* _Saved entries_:

=====

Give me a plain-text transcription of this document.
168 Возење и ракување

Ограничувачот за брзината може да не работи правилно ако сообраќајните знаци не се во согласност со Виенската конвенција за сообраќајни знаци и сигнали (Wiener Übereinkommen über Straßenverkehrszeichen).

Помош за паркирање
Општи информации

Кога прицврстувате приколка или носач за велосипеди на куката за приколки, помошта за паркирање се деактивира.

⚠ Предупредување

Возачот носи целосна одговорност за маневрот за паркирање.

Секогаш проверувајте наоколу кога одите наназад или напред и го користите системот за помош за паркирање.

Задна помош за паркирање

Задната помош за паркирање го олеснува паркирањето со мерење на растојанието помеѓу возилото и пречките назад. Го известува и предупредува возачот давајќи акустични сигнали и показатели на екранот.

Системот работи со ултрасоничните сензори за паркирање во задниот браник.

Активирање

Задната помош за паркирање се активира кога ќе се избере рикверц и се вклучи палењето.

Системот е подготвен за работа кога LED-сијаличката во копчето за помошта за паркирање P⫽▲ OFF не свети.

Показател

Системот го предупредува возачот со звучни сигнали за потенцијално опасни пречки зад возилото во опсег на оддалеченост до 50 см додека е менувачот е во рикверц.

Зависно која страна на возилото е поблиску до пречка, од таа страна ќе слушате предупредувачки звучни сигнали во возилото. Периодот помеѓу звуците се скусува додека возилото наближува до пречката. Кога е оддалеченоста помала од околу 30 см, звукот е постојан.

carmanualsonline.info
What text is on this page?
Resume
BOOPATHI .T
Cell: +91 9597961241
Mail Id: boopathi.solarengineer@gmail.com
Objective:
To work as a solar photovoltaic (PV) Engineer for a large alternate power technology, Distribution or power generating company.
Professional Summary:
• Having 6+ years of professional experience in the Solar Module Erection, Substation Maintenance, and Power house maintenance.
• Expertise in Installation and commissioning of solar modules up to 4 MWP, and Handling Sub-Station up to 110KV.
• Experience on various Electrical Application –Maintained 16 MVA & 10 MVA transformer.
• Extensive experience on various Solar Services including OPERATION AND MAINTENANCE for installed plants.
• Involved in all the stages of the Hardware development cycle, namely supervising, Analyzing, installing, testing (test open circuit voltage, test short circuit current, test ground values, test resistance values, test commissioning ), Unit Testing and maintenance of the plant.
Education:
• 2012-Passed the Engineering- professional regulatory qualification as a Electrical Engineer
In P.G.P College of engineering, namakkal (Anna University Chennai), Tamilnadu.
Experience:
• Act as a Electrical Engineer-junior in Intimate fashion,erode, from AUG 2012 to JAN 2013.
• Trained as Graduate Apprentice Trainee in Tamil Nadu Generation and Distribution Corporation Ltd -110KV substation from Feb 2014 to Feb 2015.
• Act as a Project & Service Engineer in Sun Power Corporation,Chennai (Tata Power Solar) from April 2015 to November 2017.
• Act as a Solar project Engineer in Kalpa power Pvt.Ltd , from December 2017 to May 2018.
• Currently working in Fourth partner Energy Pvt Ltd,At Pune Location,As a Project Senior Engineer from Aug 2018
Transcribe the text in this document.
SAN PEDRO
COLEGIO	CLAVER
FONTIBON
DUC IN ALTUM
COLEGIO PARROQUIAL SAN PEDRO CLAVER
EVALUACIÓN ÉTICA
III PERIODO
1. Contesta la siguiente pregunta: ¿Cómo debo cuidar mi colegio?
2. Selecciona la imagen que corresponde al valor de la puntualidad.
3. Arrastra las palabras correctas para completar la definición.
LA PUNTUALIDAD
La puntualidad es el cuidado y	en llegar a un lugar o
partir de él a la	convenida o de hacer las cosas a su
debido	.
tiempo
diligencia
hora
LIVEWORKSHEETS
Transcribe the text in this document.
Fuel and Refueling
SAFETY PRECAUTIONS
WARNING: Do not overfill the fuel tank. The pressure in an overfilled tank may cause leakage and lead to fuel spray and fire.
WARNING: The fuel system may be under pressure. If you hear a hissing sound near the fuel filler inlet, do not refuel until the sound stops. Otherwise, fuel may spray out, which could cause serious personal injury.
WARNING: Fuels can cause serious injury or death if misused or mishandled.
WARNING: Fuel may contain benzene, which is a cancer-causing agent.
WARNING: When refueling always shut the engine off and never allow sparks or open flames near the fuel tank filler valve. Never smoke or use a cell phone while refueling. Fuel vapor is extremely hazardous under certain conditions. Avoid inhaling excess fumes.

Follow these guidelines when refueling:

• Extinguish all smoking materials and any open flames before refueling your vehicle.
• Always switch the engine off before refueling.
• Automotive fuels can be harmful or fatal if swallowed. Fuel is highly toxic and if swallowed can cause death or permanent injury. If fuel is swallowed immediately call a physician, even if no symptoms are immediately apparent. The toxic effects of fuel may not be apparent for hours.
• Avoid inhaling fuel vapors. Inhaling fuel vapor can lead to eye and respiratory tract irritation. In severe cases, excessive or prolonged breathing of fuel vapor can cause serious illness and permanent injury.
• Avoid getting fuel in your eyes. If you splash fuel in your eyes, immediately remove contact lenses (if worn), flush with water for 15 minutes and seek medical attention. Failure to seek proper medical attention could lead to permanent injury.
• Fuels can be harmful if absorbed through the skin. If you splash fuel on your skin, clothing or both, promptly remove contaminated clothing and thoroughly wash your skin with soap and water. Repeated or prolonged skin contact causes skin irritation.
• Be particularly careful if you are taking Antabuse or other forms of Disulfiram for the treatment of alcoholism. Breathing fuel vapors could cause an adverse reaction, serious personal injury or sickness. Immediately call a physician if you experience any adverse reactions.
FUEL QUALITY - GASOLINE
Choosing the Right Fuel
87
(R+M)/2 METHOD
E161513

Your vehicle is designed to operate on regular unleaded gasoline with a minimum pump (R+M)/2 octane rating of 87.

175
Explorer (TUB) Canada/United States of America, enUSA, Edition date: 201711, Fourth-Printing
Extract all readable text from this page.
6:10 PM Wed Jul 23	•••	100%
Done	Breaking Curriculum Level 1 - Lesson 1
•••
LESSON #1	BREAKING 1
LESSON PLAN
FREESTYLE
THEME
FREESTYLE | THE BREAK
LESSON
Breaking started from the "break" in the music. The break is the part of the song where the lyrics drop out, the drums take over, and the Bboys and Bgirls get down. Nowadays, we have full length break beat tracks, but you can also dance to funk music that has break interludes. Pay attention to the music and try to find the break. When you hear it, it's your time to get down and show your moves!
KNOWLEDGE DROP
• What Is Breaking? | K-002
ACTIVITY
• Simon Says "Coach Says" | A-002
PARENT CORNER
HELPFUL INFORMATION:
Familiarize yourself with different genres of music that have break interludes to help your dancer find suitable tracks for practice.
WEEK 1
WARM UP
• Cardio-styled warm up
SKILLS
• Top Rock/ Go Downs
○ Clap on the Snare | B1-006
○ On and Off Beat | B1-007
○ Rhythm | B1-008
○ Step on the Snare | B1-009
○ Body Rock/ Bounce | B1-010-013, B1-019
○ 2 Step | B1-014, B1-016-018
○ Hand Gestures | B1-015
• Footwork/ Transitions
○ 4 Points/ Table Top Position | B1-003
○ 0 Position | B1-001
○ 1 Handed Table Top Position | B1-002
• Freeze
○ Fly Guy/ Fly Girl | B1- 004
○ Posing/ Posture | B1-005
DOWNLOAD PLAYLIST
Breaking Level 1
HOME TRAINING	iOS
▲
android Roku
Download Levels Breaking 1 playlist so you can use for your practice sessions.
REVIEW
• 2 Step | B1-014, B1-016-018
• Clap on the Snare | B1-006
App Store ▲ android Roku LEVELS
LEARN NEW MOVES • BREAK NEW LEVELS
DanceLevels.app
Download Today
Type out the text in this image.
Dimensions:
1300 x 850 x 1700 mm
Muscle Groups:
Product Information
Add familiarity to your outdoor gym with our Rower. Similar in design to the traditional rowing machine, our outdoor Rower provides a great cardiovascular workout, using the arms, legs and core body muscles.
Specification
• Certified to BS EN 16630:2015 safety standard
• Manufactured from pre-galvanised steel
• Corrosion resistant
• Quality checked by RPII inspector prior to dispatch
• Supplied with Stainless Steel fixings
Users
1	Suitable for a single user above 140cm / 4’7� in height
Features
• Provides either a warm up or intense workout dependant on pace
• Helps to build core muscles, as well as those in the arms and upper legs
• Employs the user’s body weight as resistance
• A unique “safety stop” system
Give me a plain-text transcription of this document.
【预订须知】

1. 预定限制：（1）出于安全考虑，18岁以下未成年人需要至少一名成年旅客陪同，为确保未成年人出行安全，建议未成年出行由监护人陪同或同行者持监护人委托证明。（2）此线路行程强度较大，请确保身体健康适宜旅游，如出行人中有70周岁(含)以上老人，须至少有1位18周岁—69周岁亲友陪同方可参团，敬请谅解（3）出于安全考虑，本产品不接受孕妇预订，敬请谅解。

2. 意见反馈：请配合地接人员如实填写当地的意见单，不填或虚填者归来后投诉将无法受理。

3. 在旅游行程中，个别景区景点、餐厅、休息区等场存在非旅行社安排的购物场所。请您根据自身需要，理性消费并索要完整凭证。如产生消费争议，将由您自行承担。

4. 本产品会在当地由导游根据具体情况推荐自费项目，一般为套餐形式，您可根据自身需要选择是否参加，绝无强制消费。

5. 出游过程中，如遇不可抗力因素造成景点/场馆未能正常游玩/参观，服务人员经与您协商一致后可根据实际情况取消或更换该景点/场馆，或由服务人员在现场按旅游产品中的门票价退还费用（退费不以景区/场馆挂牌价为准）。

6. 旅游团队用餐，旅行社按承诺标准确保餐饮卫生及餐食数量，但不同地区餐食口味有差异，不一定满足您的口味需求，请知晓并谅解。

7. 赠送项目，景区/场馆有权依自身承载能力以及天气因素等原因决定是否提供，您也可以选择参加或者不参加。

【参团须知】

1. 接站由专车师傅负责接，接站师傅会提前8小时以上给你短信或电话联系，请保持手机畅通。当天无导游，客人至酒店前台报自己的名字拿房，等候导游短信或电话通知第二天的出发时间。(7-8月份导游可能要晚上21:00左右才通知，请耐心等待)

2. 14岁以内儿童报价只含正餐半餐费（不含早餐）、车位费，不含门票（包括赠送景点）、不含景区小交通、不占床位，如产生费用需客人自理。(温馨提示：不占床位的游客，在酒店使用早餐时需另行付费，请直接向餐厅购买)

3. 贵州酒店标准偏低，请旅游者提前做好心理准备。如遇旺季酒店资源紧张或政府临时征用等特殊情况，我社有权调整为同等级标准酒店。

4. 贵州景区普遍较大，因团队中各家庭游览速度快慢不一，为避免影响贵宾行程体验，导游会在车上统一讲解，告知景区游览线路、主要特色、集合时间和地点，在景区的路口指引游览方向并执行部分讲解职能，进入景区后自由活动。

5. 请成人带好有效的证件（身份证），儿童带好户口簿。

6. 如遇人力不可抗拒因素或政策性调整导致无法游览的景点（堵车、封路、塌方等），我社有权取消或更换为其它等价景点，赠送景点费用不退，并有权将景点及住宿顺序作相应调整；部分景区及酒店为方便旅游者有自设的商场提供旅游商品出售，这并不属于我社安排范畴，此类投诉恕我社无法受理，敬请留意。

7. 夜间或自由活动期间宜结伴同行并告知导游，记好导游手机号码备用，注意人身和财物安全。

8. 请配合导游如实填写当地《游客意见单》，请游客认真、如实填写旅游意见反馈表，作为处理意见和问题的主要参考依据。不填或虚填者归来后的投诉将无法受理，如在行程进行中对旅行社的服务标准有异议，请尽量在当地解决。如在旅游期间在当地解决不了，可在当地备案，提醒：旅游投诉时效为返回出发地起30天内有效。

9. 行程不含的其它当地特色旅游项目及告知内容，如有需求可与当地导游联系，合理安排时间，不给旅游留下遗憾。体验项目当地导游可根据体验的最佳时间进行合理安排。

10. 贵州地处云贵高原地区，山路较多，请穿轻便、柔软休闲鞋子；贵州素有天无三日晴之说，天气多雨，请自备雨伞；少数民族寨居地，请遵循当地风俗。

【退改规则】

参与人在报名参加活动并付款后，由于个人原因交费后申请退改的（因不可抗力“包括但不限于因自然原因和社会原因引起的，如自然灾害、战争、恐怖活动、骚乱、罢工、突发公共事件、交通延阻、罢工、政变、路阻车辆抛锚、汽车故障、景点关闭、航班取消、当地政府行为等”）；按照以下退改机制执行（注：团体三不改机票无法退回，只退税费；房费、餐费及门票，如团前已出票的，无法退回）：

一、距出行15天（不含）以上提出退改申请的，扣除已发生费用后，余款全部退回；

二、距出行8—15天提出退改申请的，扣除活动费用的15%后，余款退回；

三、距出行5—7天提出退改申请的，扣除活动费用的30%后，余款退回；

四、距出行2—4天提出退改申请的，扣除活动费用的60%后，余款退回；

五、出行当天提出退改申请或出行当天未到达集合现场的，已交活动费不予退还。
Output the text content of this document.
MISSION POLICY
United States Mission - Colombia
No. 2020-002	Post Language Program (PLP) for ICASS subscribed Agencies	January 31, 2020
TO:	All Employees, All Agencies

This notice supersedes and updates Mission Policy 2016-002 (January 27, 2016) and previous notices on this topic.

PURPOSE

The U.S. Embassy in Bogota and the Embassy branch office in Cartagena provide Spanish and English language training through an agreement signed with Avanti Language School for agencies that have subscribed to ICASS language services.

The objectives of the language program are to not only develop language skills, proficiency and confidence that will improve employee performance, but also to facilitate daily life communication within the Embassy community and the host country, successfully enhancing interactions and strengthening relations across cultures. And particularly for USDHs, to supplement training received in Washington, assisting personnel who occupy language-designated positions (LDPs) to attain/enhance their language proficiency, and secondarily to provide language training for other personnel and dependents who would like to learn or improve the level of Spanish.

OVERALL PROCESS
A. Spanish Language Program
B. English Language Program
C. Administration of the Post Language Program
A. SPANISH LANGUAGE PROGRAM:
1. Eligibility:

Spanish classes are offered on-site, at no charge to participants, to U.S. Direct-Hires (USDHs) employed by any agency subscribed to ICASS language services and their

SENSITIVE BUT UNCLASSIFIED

=====

* _What is needed_: Filter the listing for the word "splash" and copy every line that holds it.

* _Result_:
• Avoid getting fuel in your eyes. If you splash fuel in your eyes, immediately remove contact lenses (if worn), flush with water for 15 minutes and seek medical attention. Failure to seek proper medical attention could lead to permanent injury.
• Fuels can be harmful if absorbed through the skin. If you splash fuel on your skin, clothing or both, promptly remove contaminated clothing and thoroughly wash your skin with soap and water. Repeated or prolonged skin contact causes skin irritation.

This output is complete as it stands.